• TEXTO FORNECIDO:
Sororidade feminina é o pacto entre as mulheres que são reconhecidas irmãs, sendo uma dimensão ética, política e prática do feminismo contemporâneo.

Fiz a mesma pergunta no meu Facebook e seguem algumas respostas:

O que é sororidade feminina?

Jéssica Sales – “Sororidade é um entendimento empático que se deve dar entre as mulheres; conexões de compreensão e aceitação do seu pensar e agir (mesmo que equivocados), uma vez que a razão para agirem assim tem lugar nas opressões e coerções machistas que sofreram. É o entendimento de que todas fomos coagidas diferentemente e a reação a isso é pessoal e diferente de mulher para mulher. Sororidade feminina, no meu ponto de vista, é compreender/aceitar a ação e pensamento da outra, seja ela qual for, compreendendo a ação dessa mulher como reação da opressão que sofreu.”

Gabriela Bruce – “Irmandade entre mulheres, independente da proximidade que tenhamos. Não boicotar a colega, nem ver as manas como concorrente, e sim como irmãs.”

Renan Maia – “É a união das manas, mana.”

Vanessa Ray – “É uma irmandade entre as mulheres que se ajudam e se apoiam.”

sororidade feminina

Lendo assim fica fácil compreender, não é mesmo? Mas quantas de nós temos sororidade com as outras? Só quando convém ou é o tempo todo? Será? Será que estamos prestando atenção somente nas mulheres que amamos? E as que não amamos e julgamos, apontamos o dedo e ditamos nossas regras patriarcais? Àquelas que apontamos o dedo e dizemos “nossa que piranha!”. Àquelas que julgamos pelo seu modo de falar, de vestir, de dançar, de se comportar, como elas ficam no mundo? Não merecem nosso respeito e nossa ajuda também? Pois bem, a sororidade entre nós não é apenas quando nos convém e nem com quem amamos, é com todas as mulheres. Porque nem todas nós sabemos as dores umas das outras, então basta praticar a empatia para sabermos o que, de fato, se passa.

Entradas de dados salvas
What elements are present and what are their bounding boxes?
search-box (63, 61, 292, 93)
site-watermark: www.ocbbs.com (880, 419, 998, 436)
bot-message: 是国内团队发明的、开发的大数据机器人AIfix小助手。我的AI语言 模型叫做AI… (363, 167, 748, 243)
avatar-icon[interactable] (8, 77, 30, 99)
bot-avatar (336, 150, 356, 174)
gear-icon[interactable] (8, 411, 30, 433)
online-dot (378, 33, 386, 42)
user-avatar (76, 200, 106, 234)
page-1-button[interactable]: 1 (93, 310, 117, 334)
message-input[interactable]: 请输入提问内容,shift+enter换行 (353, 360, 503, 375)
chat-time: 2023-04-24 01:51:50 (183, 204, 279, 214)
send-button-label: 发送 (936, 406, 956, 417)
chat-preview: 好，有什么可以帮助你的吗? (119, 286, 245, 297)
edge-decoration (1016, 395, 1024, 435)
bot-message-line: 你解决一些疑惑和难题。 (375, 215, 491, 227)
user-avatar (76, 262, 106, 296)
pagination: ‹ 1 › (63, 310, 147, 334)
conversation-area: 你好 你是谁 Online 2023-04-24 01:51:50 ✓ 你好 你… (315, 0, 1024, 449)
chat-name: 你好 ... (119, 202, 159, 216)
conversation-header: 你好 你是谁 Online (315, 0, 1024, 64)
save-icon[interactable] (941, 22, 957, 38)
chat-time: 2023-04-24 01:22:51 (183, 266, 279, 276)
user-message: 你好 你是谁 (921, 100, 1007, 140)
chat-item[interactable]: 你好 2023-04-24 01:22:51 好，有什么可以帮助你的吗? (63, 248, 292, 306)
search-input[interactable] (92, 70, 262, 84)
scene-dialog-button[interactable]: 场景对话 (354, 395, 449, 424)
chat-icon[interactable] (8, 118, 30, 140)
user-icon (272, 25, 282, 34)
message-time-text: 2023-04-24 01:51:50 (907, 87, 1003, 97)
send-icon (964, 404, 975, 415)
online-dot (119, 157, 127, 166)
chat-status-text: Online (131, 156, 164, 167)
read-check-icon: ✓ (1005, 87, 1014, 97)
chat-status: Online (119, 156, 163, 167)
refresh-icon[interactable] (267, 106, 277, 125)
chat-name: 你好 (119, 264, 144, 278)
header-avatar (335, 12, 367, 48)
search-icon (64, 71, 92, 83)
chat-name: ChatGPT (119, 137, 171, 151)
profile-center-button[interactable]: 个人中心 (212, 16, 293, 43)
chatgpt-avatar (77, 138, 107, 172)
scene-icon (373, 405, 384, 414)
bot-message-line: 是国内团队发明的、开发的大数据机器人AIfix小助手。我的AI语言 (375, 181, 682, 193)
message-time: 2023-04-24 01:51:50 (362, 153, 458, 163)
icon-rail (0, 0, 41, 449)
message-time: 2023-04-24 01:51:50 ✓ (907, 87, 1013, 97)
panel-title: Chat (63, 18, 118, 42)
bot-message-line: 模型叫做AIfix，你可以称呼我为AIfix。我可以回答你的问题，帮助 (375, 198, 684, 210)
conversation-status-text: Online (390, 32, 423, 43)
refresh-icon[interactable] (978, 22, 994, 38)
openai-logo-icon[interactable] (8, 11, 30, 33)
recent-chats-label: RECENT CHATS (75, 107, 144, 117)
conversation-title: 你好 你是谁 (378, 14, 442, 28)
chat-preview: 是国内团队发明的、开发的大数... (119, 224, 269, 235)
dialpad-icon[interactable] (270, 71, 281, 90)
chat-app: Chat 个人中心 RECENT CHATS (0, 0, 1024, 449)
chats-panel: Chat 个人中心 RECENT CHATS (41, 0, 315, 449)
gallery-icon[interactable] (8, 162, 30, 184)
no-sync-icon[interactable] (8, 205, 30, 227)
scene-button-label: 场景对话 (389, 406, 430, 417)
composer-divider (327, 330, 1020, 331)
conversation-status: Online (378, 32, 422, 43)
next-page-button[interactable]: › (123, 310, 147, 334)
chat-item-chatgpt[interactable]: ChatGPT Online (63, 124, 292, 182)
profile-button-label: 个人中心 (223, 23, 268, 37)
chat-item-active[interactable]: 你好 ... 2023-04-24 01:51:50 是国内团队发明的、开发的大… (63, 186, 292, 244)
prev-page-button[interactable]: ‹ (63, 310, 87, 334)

• APLICANDO A LEITURA:
1 > Quais pessoas têm respostas citadas no texto sobre sororidade feminina? Liste todas.
2 > Responda às perguntas abaixo com base no texto sobre sororidade feminina.
(a) Em que rede social a pergunta "O que é sororidade feminina?" foi feita?
(b) Segundo a definição de abertura, a sororidade é uma dimensão ética, política e prática de quê?
(c) Segundo Gabriela Bruce, as manas não devem ser vistas como o quê?
3 > Como você continuaria o texto sobre sororidade feminina a partir do ponto em que ele termina? Escreva o próximo trecho.

• RESPOSTAS DO EXERCÍCIO:
1 >
Jéssica Sales
Gabriela Bruce
Renan Maia
Vanessa Ray

2 >
(a) No Facebook.
(b) Do feminismo contemporâneo.
(c) Como concorrente.

3 >
Não podemos nos acostumar com uma sociedade que nos julga loucas e traidoras umas das outras. Não somos inimigas, pelo contrário, somos o que a sociedade julga como subalternas, apesar de sermos maioria. Somos consideradas o sexo frágil, as reprodutoras, as loucas, as inimigas, as que se traem, as que vivem em constante TPM. Já pensou se invertermos esse papel? Já pensou como seria incrível se começarmos a derrubar esses ensinamentos que nos impuseram? É isso que queremos! Queremos uma geração de mulheres livres, que possam ser amigas umas das outras. Uma geração de mulheres que vejam umas às outras como companheiras e não como ameaças. Uma geração que tenha empatia com a outra que não tem o mesmo pensamento que o seu.


Você não tem que ser inimiga da ex do seu namorado, do seu marido. Quem disse que você tem que achá-la louca e ameaçadora? Onde está escrito que ela não presta? Não está. Se livre disso. Você não tem que julgar uma mulher como puta simplesmente porque você não gosta da roupa ou comportamento dela. Cadê sua empatia? Na verdade, você não pode julgar ninguém.

Nem precisamos ir tão longe para sabermos que a sororidade feminina está em falta entre nós, um exemplo público é a presidenta da república, Dilma Roussef. Não se trata de partido político e nem de divisões entre petralhas e coxinhas, mas de mulheres ofendendo outra mulher. Sério que vamos continuar a atacá-la como puta e vagabunda? A situação em que o governo dela deixou nosso país não é boa, mas metralhar a sua pessoa é esquecer que ela também é uma mulher sofrendo nas mãos de homens. Sim, porque o que mais temos visto são homens deixar sua sanidade em dúvida. É uma situação diferente, mas ela sente o mesmo que nós, ela é mulher como nós e a nossa sororidade seletiva não ajuda.

Se soubéssemos como juntas somos mais fortes, nos tornaríamos o poder. Se soubéssemos como nossa união pode afetar o mundo de tal forma a ponto de transformá-lo, não estaríamos nesse tipo de discussão. Se usássemos nossa força para ajudarmos umas às outras, nos protegeríamos mais e não seríamos tão suscetíveis a ação do machismo. Mas, entendo que estamos em um processo de desconstrução e todo processo tem seu tempo. O nosso começou e, antes de mais nada, comece a pensar em quantas outras mulheres estão precisando de você.

Não faça sororidade seletiva, todas as outras mulheres precisam tanto de você quanto sua melhor amiga.